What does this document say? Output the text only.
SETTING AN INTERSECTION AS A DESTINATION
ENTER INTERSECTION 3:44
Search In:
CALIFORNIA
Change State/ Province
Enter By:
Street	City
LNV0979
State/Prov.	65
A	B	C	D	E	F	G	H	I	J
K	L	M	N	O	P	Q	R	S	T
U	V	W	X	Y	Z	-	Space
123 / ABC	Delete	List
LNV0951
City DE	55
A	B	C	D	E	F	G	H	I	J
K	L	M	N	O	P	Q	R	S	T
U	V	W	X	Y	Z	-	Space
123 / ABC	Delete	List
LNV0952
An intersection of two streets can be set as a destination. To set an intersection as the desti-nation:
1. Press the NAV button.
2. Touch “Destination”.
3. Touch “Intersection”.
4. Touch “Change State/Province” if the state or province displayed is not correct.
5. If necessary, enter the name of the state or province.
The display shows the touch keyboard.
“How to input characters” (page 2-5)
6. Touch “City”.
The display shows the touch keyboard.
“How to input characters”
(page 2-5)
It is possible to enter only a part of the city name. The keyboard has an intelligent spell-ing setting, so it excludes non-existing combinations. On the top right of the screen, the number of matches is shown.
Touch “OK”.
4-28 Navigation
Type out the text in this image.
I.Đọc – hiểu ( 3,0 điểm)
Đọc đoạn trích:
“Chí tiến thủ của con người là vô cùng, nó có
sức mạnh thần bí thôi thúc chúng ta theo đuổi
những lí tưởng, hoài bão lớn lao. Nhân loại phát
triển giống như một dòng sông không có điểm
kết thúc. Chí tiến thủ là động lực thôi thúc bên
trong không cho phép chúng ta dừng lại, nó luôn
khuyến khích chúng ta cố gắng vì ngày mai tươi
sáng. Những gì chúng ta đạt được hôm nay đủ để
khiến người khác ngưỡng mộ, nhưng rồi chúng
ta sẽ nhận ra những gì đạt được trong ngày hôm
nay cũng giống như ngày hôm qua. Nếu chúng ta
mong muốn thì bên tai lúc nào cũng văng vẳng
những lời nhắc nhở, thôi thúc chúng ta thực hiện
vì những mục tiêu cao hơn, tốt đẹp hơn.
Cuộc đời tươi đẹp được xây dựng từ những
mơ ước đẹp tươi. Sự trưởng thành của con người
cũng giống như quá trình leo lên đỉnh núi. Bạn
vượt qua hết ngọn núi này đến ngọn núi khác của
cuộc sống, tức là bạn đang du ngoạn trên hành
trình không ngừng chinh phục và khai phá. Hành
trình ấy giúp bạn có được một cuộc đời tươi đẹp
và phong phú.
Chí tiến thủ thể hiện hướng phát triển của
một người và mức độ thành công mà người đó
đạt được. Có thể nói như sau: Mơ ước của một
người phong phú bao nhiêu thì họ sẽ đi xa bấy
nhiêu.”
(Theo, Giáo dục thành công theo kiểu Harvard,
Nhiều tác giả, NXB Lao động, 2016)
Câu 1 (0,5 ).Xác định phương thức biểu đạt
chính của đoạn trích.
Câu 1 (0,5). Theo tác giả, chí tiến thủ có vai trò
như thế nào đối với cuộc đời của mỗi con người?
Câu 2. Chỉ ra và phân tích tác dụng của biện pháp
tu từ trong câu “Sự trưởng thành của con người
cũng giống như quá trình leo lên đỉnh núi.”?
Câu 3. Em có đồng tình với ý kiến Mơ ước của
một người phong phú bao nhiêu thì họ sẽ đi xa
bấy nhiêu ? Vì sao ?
◆ ◆ ◆ ◆ ◆ ◆ ◆
Quote every entry exactly.

What does this document say? Output the text only.
SETTING AN INTERSECTION AS A DESTINATION
ENTER INTERSECTION 3:44
Search In:
CALIFORNIA
Change State/ Province
Enter By:
Street	City
LNV0979
State/Prov.	65
A	B	C	D	E	F	G	H	I	J
K	L	M	N	O	P	Q	R	S	T
U	V	W	X	Y	Z	-	Space
123 / ABC	Delete	List
LNV0951
City DE	55
A	B	C	D	E	F	G	H	I	J
K	L	M	N	O	P	Q	R	S	T
U	V	W	X	Y	Z	-	Space
123 / ABC	Delete	List
LNV0952
An intersection of two streets can be set as a destination. To set an intersection as the desti-nation:
1. Press the NAV button.
2. Touch “Destination”.
3. Touch “Intersection”.
4. Touch “Change State/Province” if the state or province displayed is not correct.
5. If necessary, enter the name of the state or province.
The display shows the touch keyboard.
“How to input characters” (page 2-5)
6. Touch “City”.
The display shows the touch keyboard.
“How to input characters”
(page 2-5)
It is possible to enter only a part of the city name. The keyboard has an intelligent spell-ing setting, so it excludes non-existing combinations. On the top right of the screen, the number of matches is shown.
Touch “OK”.
4-28 Navigation
Type out the text in this image.
I.Đọc – hiểu ( 3,0 điểm)
Đọc đoạn trích:
“Chí tiến thủ của con người là vô cùng, nó có
sức mạnh thần bí thôi thúc chúng ta theo đuổi
những lí tưởng, hoài bão lớn lao. Nhân loại phát
triển giống như một dòng sông không có điểm
kết thúc. Chí tiến thủ là động lực thôi thúc bên
trong không cho phép chúng ta dừng lại, nó luôn
khuyến khích chúng ta cố gắng vì ngày mai tươi
sáng. Những gì chúng ta đạt được hôm nay đủ để
khiến người khác ngưỡng mộ, nhưng rồi chúng
ta sẽ nhận ra những gì đạt được trong ngày hôm
nay cũng giống như ngày hôm qua. Nếu chúng ta
mong muốn thì bên tai lúc nào cũng văng vẳng
những lời nhắc nhở, thôi thúc chúng ta thực hiện
vì những mục tiêu cao hơn, tốt đẹp hơn.
Cuộc đời tươi đẹp được xây dựng từ những
mơ ước đẹp tươi. Sự trưởng thành của con người
cũng giống như quá trình leo lên đỉnh núi. Bạn
vượt qua hết ngọn núi này đến ngọn núi khác của
cuộc sống, tức là bạn đang du ngoạn trên hành
trình không ngừng chinh phục và khai phá. Hành
trình ấy giúp bạn có được một cuộc đời tươi đẹp
và phong phú.
Chí tiến thủ thể hiện hướng phát triển của
một người và mức độ thành công mà người đó
đạt được. Có thể nói như sau: Mơ ước của một
người phong phú bao nhiêu thì họ sẽ đi xa bấy
nhiêu.”
(Theo, Giáo dục thành công theo kiểu Harvard,
Nhiều tác giả, NXB Lao động, 2016)
Câu 1 (0,5 ).Xác định phương thức biểu đạt
chính của đoạn trích.
Câu 1 (0,5). Theo tác giả, chí tiến thủ có vai trò
như thế nào đối với cuộc đời của mỗi con người?
Câu 2. Chỉ ra và phân tích tác dụng của biện pháp
tu từ trong câu “Sự trưởng thành của con người
cũng giống như quá trình leo lên đỉnh núi.”?
Câu 3. Em có đồng tình với ý kiến Mơ ước của
một người phong phú bao nhiêu thì họ sẽ đi xa
bấy nhiêu ? Vì sao ?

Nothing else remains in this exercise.